*Work to complete*.
Write down every entry below once more, exactly.

*Provided data*.
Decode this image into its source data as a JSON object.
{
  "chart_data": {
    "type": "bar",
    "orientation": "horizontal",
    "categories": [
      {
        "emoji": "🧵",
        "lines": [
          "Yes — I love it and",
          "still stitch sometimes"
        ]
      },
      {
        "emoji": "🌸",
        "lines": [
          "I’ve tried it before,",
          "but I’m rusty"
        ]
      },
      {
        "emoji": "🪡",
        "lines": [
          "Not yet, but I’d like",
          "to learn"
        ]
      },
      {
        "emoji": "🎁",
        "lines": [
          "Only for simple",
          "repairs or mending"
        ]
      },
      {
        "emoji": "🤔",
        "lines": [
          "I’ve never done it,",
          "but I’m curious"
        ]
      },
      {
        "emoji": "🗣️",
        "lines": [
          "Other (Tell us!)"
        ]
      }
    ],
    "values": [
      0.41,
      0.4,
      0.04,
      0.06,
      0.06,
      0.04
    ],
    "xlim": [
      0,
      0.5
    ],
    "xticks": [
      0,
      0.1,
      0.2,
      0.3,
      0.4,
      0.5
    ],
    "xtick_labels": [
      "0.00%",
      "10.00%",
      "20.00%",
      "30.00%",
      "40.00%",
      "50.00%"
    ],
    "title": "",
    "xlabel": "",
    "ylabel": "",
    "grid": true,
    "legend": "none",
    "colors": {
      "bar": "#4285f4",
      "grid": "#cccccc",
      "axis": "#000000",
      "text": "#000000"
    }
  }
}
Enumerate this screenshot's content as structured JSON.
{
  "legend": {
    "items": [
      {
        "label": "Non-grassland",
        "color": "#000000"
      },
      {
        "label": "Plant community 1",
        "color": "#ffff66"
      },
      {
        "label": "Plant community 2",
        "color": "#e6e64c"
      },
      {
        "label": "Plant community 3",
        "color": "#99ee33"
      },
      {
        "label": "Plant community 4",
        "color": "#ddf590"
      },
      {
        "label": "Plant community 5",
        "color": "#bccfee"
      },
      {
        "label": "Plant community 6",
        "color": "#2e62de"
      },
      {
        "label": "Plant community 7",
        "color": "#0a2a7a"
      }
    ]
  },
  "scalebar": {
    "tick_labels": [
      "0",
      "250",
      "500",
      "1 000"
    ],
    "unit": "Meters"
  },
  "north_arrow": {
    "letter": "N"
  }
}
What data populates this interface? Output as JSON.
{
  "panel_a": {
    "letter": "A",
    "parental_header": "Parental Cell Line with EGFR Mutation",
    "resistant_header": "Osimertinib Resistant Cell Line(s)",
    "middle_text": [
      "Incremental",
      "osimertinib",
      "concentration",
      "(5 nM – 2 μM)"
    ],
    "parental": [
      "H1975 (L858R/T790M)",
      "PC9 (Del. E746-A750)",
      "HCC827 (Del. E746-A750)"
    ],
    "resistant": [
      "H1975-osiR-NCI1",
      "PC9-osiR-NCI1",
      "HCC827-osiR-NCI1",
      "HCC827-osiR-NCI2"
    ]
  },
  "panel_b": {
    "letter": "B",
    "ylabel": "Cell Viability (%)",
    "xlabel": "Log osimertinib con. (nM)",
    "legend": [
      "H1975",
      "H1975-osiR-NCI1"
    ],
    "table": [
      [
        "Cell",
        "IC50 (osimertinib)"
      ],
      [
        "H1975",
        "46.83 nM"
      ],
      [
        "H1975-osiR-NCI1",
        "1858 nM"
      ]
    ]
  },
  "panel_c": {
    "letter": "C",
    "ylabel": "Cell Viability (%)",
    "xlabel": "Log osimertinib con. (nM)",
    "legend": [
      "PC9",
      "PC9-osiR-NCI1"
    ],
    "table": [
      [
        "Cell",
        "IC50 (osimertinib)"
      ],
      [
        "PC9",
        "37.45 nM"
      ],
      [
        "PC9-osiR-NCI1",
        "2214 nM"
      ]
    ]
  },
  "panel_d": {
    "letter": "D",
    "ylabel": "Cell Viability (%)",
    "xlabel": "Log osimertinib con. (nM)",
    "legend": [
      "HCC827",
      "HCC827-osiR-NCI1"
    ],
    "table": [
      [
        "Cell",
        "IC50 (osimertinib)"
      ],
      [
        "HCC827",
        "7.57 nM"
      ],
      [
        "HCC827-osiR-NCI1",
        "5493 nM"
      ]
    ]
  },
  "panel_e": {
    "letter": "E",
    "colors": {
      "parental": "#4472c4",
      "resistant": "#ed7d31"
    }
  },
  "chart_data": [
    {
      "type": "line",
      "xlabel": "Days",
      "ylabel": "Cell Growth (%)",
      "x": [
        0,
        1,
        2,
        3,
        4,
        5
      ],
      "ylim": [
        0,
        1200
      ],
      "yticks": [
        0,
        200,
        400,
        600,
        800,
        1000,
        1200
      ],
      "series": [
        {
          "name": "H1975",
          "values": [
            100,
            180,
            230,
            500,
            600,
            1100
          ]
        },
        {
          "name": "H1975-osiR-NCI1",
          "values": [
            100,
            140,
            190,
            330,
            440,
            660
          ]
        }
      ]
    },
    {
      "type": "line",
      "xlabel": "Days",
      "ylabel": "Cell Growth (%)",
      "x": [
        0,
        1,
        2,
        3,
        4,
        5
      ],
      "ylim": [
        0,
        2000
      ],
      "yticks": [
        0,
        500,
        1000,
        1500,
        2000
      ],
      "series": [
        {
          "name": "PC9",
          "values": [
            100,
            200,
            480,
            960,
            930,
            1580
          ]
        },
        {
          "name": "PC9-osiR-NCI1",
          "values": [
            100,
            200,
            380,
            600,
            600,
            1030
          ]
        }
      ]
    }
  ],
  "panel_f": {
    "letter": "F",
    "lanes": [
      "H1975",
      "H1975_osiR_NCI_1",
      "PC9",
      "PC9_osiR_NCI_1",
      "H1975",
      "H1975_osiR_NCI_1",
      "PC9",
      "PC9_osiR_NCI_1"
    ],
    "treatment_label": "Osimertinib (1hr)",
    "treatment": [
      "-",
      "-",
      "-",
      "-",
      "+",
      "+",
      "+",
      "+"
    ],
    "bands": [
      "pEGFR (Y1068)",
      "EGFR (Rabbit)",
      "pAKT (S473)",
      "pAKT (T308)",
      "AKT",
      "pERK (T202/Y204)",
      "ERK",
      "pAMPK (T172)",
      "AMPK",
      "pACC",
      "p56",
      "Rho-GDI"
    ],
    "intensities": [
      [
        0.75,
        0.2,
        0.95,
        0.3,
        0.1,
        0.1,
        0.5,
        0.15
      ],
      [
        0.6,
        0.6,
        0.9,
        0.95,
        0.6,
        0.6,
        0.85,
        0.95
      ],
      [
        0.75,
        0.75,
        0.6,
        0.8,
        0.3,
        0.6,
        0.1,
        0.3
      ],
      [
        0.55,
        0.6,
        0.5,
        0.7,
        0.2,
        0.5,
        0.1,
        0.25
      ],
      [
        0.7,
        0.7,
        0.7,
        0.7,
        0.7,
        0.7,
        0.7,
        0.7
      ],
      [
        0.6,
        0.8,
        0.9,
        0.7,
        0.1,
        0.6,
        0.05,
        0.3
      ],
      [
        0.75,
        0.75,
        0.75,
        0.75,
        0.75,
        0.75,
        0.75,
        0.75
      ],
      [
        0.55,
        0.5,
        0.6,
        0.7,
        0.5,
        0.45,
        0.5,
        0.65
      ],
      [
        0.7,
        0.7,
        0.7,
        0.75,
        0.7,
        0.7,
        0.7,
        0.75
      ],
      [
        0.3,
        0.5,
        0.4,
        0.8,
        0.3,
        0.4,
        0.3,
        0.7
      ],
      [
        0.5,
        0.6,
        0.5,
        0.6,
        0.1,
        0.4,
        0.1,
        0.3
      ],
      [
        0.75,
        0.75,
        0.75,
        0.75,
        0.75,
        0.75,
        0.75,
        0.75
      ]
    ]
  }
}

*Full solution*.
Decode this image into its source data as a JSON object.
{
  "chart_data": {
    "type": "bar",
    "orientation": "horizontal",
    "categories": [
      {
        "emoji": "🧵",
        "lines": [
          "Yes — I love it and",
          "still stitch sometimes"
        ]
      },
      {
        "emoji": "🌸",
        "lines": [
          "I’ve tried it before,",
          "but I’m rusty"
        ]
      },
      {
        "emoji": "🪡",
        "lines": [
          "Not yet, but I’d like",
          "to learn"
        ]
      },
      {
        "emoji": "🎁",
        "lines": [
          "Only for simple",
          "repairs or mending"
        ]
      },
      {
        "emoji": "🤔",
        "lines": [
          "I’ve never done it,",
          "but I’m curious"
        ]
      },
      {
        "emoji": "🗣️",
        "lines": [
          "Other (Tell us!)"
        ]
      }
    ],
    "values": [
      0.41,
      0.4,
      0.04,
      0.06,
      0.06,
      0.04
    ],
    "xlim": [
      0,
      0.5
    ],
    "xticks": [
      0,
      0.1,
      0.2,
      0.3,
      0.4,
      0.5
    ],
    "xtick_labels": [
      "0.00%",
      "10.00%",
      "20.00%",
      "30.00%",
      "40.00%",
      "50.00%"
    ],
    "title": "",
    "xlabel": "",
    "ylabel": "",
    "grid": true,
    "legend": "none",
    "colors": {
      "bar": "#4285f4",
      "grid": "#cccccc",
      "axis": "#000000",
      "text": "#000000"
    }
  }
}
Enumerate this screenshot's content as structured JSON.
{
  "legend": {
    "items": [
      {
        "label": "Non-grassland",
        "color": "#000000"
      },
      {
        "label": "Plant community 1",
        "color": "#ffff66"
      },
      {
        "label": "Plant community 2",
        "color": "#e6e64c"
      },
      {
        "label": "Plant community 3",
        "color": "#99ee33"
      },
      {
        "label": "Plant community 4",
        "color": "#ddf590"
      },
      {
        "label": "Plant community 5",
        "color": "#bccfee"
      },
      {
        "label": "Plant community 6",
        "color": "#2e62de"
      },
      {
        "label": "Plant community 7",
        "color": "#0a2a7a"
      }
    ]
  },
  "scalebar": {
    "tick_labels": [
      "0",
      "250",
      "500",
      "1 000"
    ],
    "unit": "Meters"
  },
  "north_arrow": {
    "letter": "N"
  }
}
What data populates this interface? Output as JSON.
{
  "panel_a": {
    "letter": "A",
    "parental_header": "Parental Cell Line with EGFR Mutation",
    "resistant_header": "Osimertinib Resistant Cell Line(s)",
    "middle_text": [
      "Incremental",
      "osimertinib",
      "concentration",
      "(5 nM – 2 μM)"
    ],
    "parental": [
      "H1975 (L858R/T790M)",
      "PC9 (Del. E746-A750)",
      "HCC827 (Del. E746-A750)"
    ],
    "resistant": [
      "H1975-osiR-NCI1",
      "PC9-osiR-NCI1",
      "HCC827-osiR-NCI1",
      "HCC827-osiR-NCI2"
    ]
  },
  "panel_b": {
    "letter": "B",
    "ylabel": "Cell Viability (%)",
    "xlabel": "Log osimertinib con. (nM)",
    "legend": [
      "H1975",
      "H1975-osiR-NCI1"
    ],
    "table": [
      [
        "Cell",
        "IC50 (osimertinib)"
      ],
      [
        "H1975",
        "46.83 nM"
      ],
      [
        "H1975-osiR-NCI1",
        "1858 nM"
      ]
    ]
  },
  "panel_c": {
    "letter": "C",
    "ylabel": "Cell Viability (%)",
    "xlabel": "Log osimertinib con. (nM)",
    "legend": [
      "PC9",
      "PC9-osiR-NCI1"
    ],
    "table": [
      [
        "Cell",
        "IC50 (osimertinib)"
      ],
      [
        "PC9",
        "37.45 nM"
      ],
      [
        "PC9-osiR-NCI1",
        "2214 nM"
      ]
    ]
  },
  "panel_d": {
    "letter": "D",
    "ylabel": "Cell Viability (%)",
    "xlabel": "Log osimertinib con. (nM)",
    "legend": [
      "HCC827",
      "HCC827-osiR-NCI1"
    ],
    "table": [
      [
        "Cell",
        "IC50 (osimertinib)"
      ],
      [
        "HCC827",
        "7.57 nM"
      ],
      [
        "HCC827-osiR-NCI1",
        "5493 nM"
      ]
    ]
  },
  "panel_e": {
    "letter": "E",
    "colors": {
      "parental": "#4472c4",
      "resistant": "#ed7d31"
    }
  },
  "chart_data": [
    {
      "type": "line",
      "xlabel": "Days",
      "ylabel": "Cell Growth (%)",
      "x": [
        0,
        1,
        2,
        3,
        4,
        5
      ],
      "ylim": [
        0,
        1200
      ],
      "yticks": [
        0,
        200,
        400,
        600,
        800,
        1000,
        1200
      ],
      "series": [
        {
          "name": "H1975",
          "values": [
            100,
            180,
            230,
            500,
            600,
            1100
          ]
        },
        {
          "name": "H1975-osiR-NCI1",
          "values": [
            100,
            140,
            190,
            330,
            440,
            660
          ]
        }
      ]
    },
    {
      "type": "line",
      "xlabel": "Days",
      "ylabel": "Cell Growth (%)",
      "x": [
        0,
        1,
        2,
        3,
        4,
        5
      ],
      "ylim": [
        0,
        2000
      ],
      "yticks": [
        0,
        500,
        1000,
        1500,
        2000
      ],
      "series": [
        {
          "name": "PC9",
          "values": [
            100,
            200,
            480,
            960,
            930,
            1580
          ]
        },
        {
          "name": "PC9-osiR-NCI1",
          "values": [
            100,
            200,
            380,
            600,
            600,
            1030
          ]
        }
      ]
    }
  ],
  "panel_f": {
    "letter": "F",
    "lanes": [
      "H1975",
      "H1975_osiR_NCI_1",
      "PC9",
      "PC9_osiR_NCI_1",
      "H1975",
      "H1975_osiR_NCI_1",
      "PC9",
      "PC9_osiR_NCI_1"
    ],
    "treatment_label": "Osimertinib (1hr)",
    "treatment": [
      "-",
      "-",
      "-",
      "-",
      "+",
      "+",
      "+",
      "+"
    ],
    "bands": [
      "pEGFR (Y1068)",
      "EGFR (Rabbit)",
      "pAKT (S473)",
      "pAKT (T308)",
      "AKT",
      "pERK (T202/Y204)",
      "ERK",
      "pAMPK (T172)",
      "AMPK",
      "pACC",
      "p56",
      "Rho-GDI"
    ],
    "intensities": [
      [
        0.75,
        0.2,
        0.95,
        0.3,
        0.1,
        0.1,
        0.5,
        0.15
      ],
      [
        0.6,
        0.6,
        0.9,
        0.95,
        0.6,
        0.6,
        0.85,
        0.95
      ],
      [
        0.75,
        0.75,
        0.6,
        0.8,
        0.3,
        0.6,
        0.1,
        0.3
      ],
      [
        0.55,
        0.6,
        0.5,
        0.7,
        0.2,
        0.5,
        0.1,
        0.25
      ],
      [
        0.7,
        0.7,
        0.7,
        0.7,
        0.7,
        0.7,
        0.7,
        0.7
      ],
      [
        0.6,
        0.8,
        0.9,
        0.7,
        0.1,
        0.6,
        0.05,
        0.3
      ],
      [
        0.75,
        0.75,
        0.75,
        0.75,
        0.75,
        0.75,
        0.75,
        0.75
      ],
      [
        0.55,
        0.5,
        0.6,
        0.7,
        0.5,
        0.45,
        0.5,
        0.65
      ],
      [
        0.7,
        0.7,
        0.7,
        0.75,
        0.7,
        0.7,
        0.7,
        0.75
      ],
      [
        0.3,
        0.5,
        0.4,
        0.8,
        0.3,
        0.4,
        0.3,
        0.7
      ],
      [
        0.5,
        0.6,
        0.5,
        0.6,
        0.1,
        0.4,
        0.1,
        0.3
      ],
      [
        0.75,
        0.75,
        0.75,
        0.75,
        0.75,
        0.75,
        0.75,
        0.75
      ]
    ]
  }
}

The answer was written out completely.